Data items:
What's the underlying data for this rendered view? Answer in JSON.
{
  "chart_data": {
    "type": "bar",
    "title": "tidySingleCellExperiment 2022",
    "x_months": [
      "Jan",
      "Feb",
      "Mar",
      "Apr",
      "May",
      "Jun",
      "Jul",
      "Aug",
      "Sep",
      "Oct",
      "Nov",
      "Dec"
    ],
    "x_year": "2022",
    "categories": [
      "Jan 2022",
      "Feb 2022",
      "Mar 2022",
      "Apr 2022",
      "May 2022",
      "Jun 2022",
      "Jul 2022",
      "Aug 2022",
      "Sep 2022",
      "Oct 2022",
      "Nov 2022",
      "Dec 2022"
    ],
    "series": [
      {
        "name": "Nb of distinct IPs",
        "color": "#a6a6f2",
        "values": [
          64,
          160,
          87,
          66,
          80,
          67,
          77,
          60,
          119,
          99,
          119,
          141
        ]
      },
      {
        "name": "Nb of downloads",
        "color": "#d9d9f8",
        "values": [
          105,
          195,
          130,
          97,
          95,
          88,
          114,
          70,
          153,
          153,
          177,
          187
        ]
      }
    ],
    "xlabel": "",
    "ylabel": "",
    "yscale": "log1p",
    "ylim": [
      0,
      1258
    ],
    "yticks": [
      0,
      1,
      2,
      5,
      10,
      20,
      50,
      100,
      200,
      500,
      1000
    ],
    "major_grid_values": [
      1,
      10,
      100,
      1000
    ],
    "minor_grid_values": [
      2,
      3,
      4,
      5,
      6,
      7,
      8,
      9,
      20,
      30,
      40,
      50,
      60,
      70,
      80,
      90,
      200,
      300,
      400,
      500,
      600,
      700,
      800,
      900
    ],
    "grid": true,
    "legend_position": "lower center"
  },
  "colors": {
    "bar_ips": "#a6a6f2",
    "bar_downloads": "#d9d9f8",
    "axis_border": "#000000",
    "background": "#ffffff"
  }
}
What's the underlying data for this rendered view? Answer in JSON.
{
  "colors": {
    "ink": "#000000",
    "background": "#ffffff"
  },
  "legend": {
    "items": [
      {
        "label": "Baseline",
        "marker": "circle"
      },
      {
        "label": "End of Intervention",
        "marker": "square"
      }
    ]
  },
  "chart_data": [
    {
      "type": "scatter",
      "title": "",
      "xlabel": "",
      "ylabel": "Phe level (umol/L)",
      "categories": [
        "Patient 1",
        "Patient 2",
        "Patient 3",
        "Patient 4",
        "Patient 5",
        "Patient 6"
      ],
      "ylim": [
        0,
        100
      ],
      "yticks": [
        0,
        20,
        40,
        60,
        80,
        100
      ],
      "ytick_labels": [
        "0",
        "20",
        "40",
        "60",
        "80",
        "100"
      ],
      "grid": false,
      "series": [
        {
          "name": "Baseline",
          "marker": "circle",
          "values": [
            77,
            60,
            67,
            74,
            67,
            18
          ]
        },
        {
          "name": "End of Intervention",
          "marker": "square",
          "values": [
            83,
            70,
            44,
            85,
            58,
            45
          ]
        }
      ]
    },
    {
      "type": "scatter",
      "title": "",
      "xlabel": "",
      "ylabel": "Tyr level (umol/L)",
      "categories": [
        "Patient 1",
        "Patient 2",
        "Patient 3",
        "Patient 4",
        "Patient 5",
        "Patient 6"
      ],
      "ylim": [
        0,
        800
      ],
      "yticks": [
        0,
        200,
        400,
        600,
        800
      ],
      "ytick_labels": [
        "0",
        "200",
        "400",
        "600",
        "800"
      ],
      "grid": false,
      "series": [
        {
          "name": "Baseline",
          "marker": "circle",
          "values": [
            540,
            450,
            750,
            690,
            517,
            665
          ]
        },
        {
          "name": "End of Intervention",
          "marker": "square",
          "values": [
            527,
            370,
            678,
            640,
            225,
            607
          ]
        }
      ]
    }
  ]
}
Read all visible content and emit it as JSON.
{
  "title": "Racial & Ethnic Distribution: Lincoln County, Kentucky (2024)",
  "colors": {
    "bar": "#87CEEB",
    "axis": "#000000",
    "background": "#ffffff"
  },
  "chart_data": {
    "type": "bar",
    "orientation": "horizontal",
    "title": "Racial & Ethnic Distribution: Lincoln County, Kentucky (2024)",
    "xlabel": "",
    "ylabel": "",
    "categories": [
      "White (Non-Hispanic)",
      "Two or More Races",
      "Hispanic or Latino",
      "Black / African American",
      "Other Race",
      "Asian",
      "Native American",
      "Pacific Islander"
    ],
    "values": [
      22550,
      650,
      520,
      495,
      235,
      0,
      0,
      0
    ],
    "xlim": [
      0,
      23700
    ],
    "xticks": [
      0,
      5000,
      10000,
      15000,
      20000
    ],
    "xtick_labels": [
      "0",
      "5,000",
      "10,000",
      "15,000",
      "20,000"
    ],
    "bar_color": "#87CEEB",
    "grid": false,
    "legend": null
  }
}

Work to complete: Copy out each line exactly as written.

Finished task:
What's the underlying data for this rendered view? Answer in JSON.
{
  "chart_data": {
    "type": "bar",
    "title": "tidySingleCellExperiment 2022",
    "x_months": [
      "Jan",
      "Feb",
      "Mar",
      "Apr",
      "May",
      "Jun",
      "Jul",
      "Aug",
      "Sep",
      "Oct",
      "Nov",
      "Dec"
    ],
    "x_year": "2022",
    "categories": [
      "Jan 2022",
      "Feb 2022",
      "Mar 2022",
      "Apr 2022",
      "May 2022",
      "Jun 2022",
      "Jul 2022",
      "Aug 2022",
      "Sep 2022",
      "Oct 2022",
      "Nov 2022",
      "Dec 2022"
    ],
    "series": [
      {
        "name": "Nb of distinct IPs",
        "color": "#a6a6f2",
        "values": [
          64,
          160,
          87,
          66,
          80,
          67,
          77,
          60,
          119,
          99,
          119,
          141
        ]
      },
      {
        "name": "Nb of downloads",
        "color": "#d9d9f8",
        "values": [
          105,
          195,
          130,
          97,
          95,
          88,
          114,
          70,
          153,
          153,
          177,
          187
        ]
      }
    ],
    "xlabel": "",
    "ylabel": "",
    "yscale": "log1p",
    "ylim": [
      0,
      1258
    ],
    "yticks": [
      0,
      1,
      2,
      5,
      10,
      20,
      50,
      100,
      200,
      500,
      1000
    ],
    "major_grid_values": [
      1,
      10,
      100,
      1000
    ],
    "minor_grid_values": [
      2,
      3,
      4,
      5,
      6,
      7,
      8,
      9,
      20,
      30,
      40,
      50,
      60,
      70,
      80,
      90,
      200,
      300,
      400,
      500,
      600,
      700,
      800,
      900
    ],
    "grid": true,
    "legend_position": "lower center"
  },
  "colors": {
    "bar_ips": "#a6a6f2",
    "bar_downloads": "#d9d9f8",
    "axis_border": "#000000",
    "background": "#ffffff"
  }
}
What's the underlying data for this rendered view? Answer in JSON.
{
  "colors": {
    "ink": "#000000",
    "background": "#ffffff"
  },
  "legend": {
    "items": [
      {
        "label": "Baseline",
        "marker": "circle"
      },
      {
        "label": "End of Intervention",
        "marker": "square"
      }
    ]
  },
  "chart_data": [
    {
      "type": "scatter",
      "title": "",
      "xlabel": "",
      "ylabel": "Phe level (umol/L)",
      "categories": [
        "Patient 1",
        "Patient 2",
        "Patient 3",
        "Patient 4",
        "Patient 5",
        "Patient 6"
      ],
      "ylim": [
        0,
        100
      ],
      "yticks": [
        0,
        20,
        40,
        60,
        80,
        100
      ],
      "ytick_labels": [
        "0",
        "20",
        "40",
        "60",
        "80",
        "100"
      ],
      "grid": false,
      "series": [
        {
          "name": "Baseline",
          "marker": "circle",
          "values": [
            77,
            60,
            67,
            74,
            67,
            18
          ]
        },
        {
          "name": "End of Intervention",
          "marker": "square",
          "values": [
            83,
            70,
            44,
            85,
            58,
            45
          ]
        }
      ]
    },
    {
      "type": "scatter",
      "title": "",
      "xlabel": "",
      "ylabel": "Tyr level (umol/L)",
      "categories": [
        "Patient 1",
        "Patient 2",
        "Patient 3",
        "Patient 4",
        "Patient 5",
        "Patient 6"
      ],
      "ylim": [
        0,
        800
      ],
      "yticks": [
        0,
        200,
        400,
        600,
        800
      ],
      "ytick_labels": [
        "0",
        "200",
        "400",
        "600",
        "800"
      ],
      "grid": false,
      "series": [
        {
          "name": "Baseline",
          "marker": "circle",
          "values": [
            540,
            450,
            750,
            690,
            517,
            665
          ]
        },
        {
          "name": "End of Intervention",
          "marker": "square",
          "values": [
            527,
            370,
            678,
            640,
            225,
            607
          ]
        }
      ]
    }
  ]
}
Read all visible content and emit it as JSON.
{
  "title": "Racial & Ethnic Distribution: Lincoln County, Kentucky (2024)",
  "colors": {
    "bar": "#87CEEB",
    "axis": "#000000",
    "background": "#ffffff"
  },
  "chart_data": {
    "type": "bar",
    "orientation": "horizontal",
    "title": "Racial & Ethnic Distribution: Lincoln County, Kentucky (2024)",
    "xlabel": "",
    "ylabel": "",
    "categories": [
      "White (Non-Hispanic)",
      "Two or More Races",
      "Hispanic or Latino",
      "Black / African American",
      "Other Race",
      "Asian",
      "Native American",
      "Pacific Islander"
    ],
    "values": [
      22550,
      650,
      520,
      495,
      235,
      0,
      0,
      0
    ],
    "xlim": [
      0,
      23700
    ],
    "xticks": [
      0,
      5000,
      10000,
      15000,
      20000
    ],
    "xtick_labels": [
      "0",
      "5,000",
      "10,000",
      "15,000",
      "20,000"
    ],
    "bar_color": "#87CEEB",
    "grid": false,
    "legend": null
  }
}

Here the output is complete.